# WHAT YOU WILL DO:
Go through the entries and transcribe each one exactly, dropping the pictures.
________________________
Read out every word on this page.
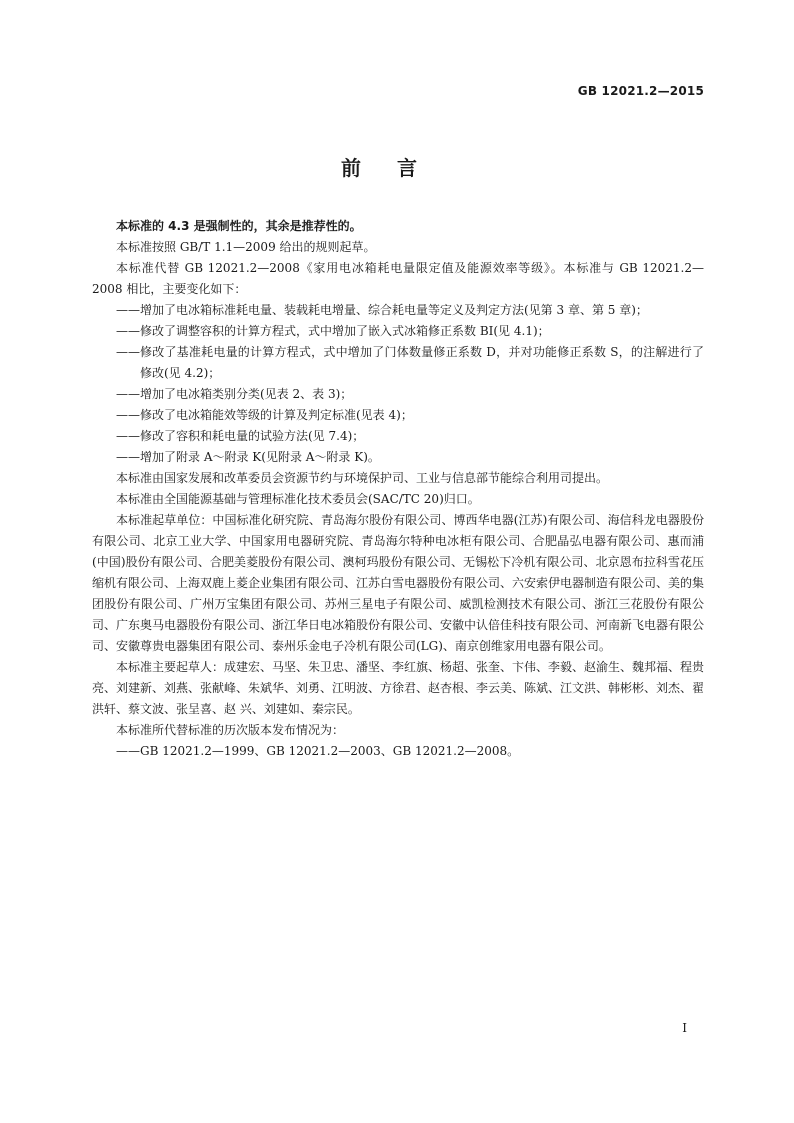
GB 12021.2—2015
前言

本标准的 4.3 是强制性的，其余是推荐性的。

本标准按照 GB/T 1.1—2009 给出的规则起草。

本标准代替 GB 12021.2—2008《家用电冰箱耗电量限定值及能源效率等级》。本标准与 GB 12021.2—2008 相比，主要变化如下：

—— 增加了电冰箱标准耗电量、装载耗电增量、综合耗电量等定义及判定方法(见第 3 章、第 5 章)；
—— 修改了调整容积的计算方程式，式中增加了嵌入式冰箱修正系数 BI(见 4.1)；
—— 修改了基准耗电量的计算方程式，式中增加了门体数量修正系数 D，并对功能修正系数 S，的注解进行了修改(见 4.2)；
—— 增加了电冰箱类别分类(见表 2、表 3)；
—— 修改了电冰箱能效等级的计算及判定标准(见表 4)；
—— 修改了容积和耗电量的试验方法(见 7.4)；
—— 增加了附录 A～附录 K(见附录 A～附录 K)。

本标准由国家发展和改革委员会资源节约与环境保护司、工业与信息部节能综合利用司提出。

本标准由全国能源基础与管理标准化技术委员会(SAC/TC 20)归口。

本标准起草单位：中国标准化研究院、青岛海尔股份有限公司、博西华电器(江苏)有限公司、海信科龙电器股份有限公司、北京工业大学、中国家用电器研究院、青岛海尔特种电冰柜有限公司、合肥晶弘电器有限公司、惠而浦(中国)股份有限公司、合肥美菱股份有限公司、澳柯玛股份有限公司、无锡松下冷机有限公司、北京恩布拉科雪花压缩机有限公司、上海双鹿上菱企业集团有限公司、江苏白雪电器股份有限公司、六安索伊电器制造有限公司、美的集团股份有限公司、广州万宝集团有限公司、苏州三星电子有限公司、威凯检测技术有限公司、浙江三花股份有限公司、广东奥马电器股份有限公司、浙江华日电冰箱股份有限公司、安徽中认倍佳科技有限公司、河南新飞电器有限公司、安徽尊贵电器集团有限公司、泰州乐金电子冷机有限公司(LG)、南京创维家用电器有限公司。

本标准主要起草人：成建宏、马坚、朱卫忠、潘坚、李红旗、杨超、张奎、卞伟、李毅、赵渝生、魏邦福、程贵亮、刘建新、刘燕、张献峰、朱斌华、刘勇、江明波、方徐君、赵杏根、李云美、陈斌、江文洪、韩彬彬、刘杰、翟洪轩、蔡文波、张呈喜、赵 兴、刘建如、秦宗民。

本标准所代替标准的历次版本发布情况为：

—— GB 12021.2—1999、GB 12021.2—2003、GB 12021.2—2008。
I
________________________
# SOLUTION FOR THIS TASK:
Read out every word on this page.
GB 12021.2—2015
前言

本标准的 4.3 是强制性的，其余是推荐性的。

本标准按照 GB/T 1.1—2009 给出的规则起草。

本标准代替 GB 12021.2—2008《家用电冰箱耗电量限定值及能源效率等级》。本标准与 GB 12021.2—2008 相比，主要变化如下：

—— 增加了电冰箱标准耗电量、装载耗电增量、综合耗电量等定义及判定方法(见第 3 章、第 5 章)；
—— 修改了调整容积的计算方程式，式中增加了嵌入式冰箱修正系数 BI(见 4.1)；
—— 修改了基准耗电量的计算方程式，式中增加了门体数量修正系数 D，并对功能修正系数 S，的注解进行了修改(见 4.2)；
—— 增加了电冰箱类别分类(见表 2、表 3)；
—— 修改了电冰箱能效等级的计算及判定标准(见表 4)；
—— 修改了容积和耗电量的试验方法(见 7.4)；
—— 增加了附录 A～附录 K(见附录 A～附录 K)。

本标准由国家发展和改革委员会资源节约与环境保护司、工业与信息部节能综合利用司提出。

本标准由全国能源基础与管理标准化技术委员会(SAC/TC 20)归口。

本标准起草单位：中国标准化研究院、青岛海尔股份有限公司、博西华电器(江苏)有限公司、海信科龙电器股份有限公司、北京工业大学、中国家用电器研究院、青岛海尔特种电冰柜有限公司、合肥晶弘电器有限公司、惠而浦(中国)股份有限公司、合肥美菱股份有限公司、澳柯玛股份有限公司、无锡松下冷机有限公司、北京恩布拉科雪花压缩机有限公司、上海双鹿上菱企业集团有限公司、江苏白雪电器股份有限公司、六安索伊电器制造有限公司、美的集团股份有限公司、广州万宝集团有限公司、苏州三星电子有限公司、威凯检测技术有限公司、浙江三花股份有限公司、广东奥马电器股份有限公司、浙江华日电冰箱股份有限公司、安徽中认倍佳科技有限公司、河南新飞电器有限公司、安徽尊贵电器集团有限公司、泰州乐金电子冷机有限公司(LG)、南京创维家用电器有限公司。

本标准主要起草人：成建宏、马坚、朱卫忠、潘坚、李红旗、杨超、张奎、卞伟、李毅、赵渝生、魏邦福、程贵亮、刘建新、刘燕、张献峰、朱斌华、刘勇、江明波、方徐君、赵杏根、李云美、陈斌、江文洪、韩彬彬、刘杰、翟洪轩、蔡文波、张呈喜、赵 兴、刘建如、秦宗民。

本标准所代替标准的历次版本发布情况为：

—— GB 12021.2—1999、GB 12021.2—2003、GB 12021.2—2008。
I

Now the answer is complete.